Dataset items:
###

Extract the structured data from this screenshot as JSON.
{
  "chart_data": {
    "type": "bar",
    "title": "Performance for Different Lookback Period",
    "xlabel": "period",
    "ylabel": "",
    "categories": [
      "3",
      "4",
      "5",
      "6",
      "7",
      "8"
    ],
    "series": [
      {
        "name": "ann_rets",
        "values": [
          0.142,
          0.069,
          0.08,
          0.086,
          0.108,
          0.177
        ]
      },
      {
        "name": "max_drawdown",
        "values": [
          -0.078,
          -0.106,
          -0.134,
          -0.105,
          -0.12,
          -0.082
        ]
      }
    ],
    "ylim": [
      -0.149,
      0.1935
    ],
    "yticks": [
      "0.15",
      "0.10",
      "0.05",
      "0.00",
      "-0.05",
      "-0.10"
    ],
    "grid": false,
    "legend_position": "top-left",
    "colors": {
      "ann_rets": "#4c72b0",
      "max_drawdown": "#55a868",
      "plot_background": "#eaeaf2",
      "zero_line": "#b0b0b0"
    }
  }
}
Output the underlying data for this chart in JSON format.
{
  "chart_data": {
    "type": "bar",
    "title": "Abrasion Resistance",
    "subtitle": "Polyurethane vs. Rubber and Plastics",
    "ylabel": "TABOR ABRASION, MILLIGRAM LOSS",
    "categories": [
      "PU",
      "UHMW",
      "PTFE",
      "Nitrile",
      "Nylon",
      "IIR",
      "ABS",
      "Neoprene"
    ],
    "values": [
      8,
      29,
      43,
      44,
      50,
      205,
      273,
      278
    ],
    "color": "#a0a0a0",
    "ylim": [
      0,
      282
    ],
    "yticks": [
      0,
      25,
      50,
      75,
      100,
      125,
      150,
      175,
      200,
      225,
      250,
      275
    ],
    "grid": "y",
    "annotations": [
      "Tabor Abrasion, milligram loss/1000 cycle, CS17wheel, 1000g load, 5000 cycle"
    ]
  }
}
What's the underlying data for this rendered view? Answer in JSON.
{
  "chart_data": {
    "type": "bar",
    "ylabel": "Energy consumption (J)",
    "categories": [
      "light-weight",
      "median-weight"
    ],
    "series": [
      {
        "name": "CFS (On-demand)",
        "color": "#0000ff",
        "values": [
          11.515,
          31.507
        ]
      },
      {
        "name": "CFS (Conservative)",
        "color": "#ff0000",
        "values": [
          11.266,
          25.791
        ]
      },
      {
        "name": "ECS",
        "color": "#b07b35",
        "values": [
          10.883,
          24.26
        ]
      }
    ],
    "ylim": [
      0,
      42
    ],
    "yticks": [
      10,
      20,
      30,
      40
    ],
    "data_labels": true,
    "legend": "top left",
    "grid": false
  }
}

###

OBJECTIVE » Look through the data above. Find each line with the string "underlying" and copy it.

RESULT FOR THIS TASK »
Output the underlying data for this chart in JSON format.
What's the underlying data for this rendered view? Answer in JSON.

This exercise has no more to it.